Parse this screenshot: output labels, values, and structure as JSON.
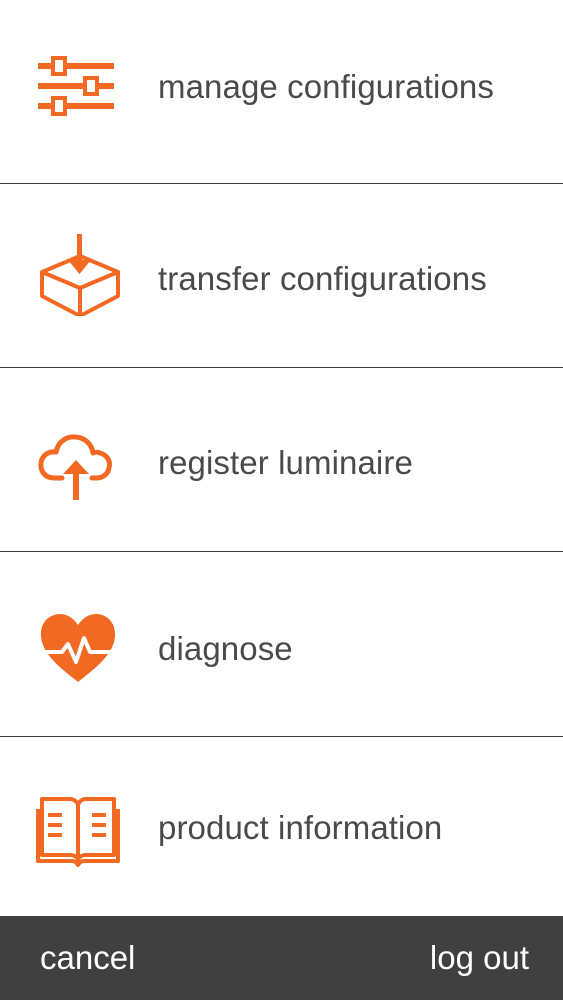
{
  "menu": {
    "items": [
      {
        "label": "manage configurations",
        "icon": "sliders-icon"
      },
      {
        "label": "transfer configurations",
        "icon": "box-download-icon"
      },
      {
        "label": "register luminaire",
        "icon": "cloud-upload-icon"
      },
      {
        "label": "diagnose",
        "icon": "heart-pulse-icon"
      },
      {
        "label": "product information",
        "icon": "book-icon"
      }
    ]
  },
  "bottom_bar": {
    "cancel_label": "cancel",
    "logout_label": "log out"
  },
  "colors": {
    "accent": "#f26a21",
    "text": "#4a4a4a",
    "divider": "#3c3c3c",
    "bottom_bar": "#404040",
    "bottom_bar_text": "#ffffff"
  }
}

[INSTRUCTIONS FOR THE TASK] All of the records need repeating exactly, except for the pictures.

[EXPECTED OUTPUT]
Parse this screenshot: output labels, values, and structure as JSON.
{
  "menu": {
    "items": [
      {
        "label": "manage configurations",
        "icon": "sliders-icon"
      },
      {
        "label": "transfer configurations",
        "icon": "box-download-icon"
      },
      {
        "label": "register luminaire",
        "icon": "cloud-upload-icon"
      },
      {
        "label": "diagnose",
        "icon": "heart-pulse-icon"
      },
      {
        "label": "product information",
        "icon": "book-icon"
      }
    ]
  },
  "bottom_bar": {
    "cancel_label": "cancel",
    "logout_label": "log out"
  },
  "colors": {
    "accent": "#f26a21",
    "text": "#4a4a4a",
    "divider": "#3c3c3c",
    "bottom_bar": "#404040",
    "bottom_bar_text": "#ffffff"
  }
}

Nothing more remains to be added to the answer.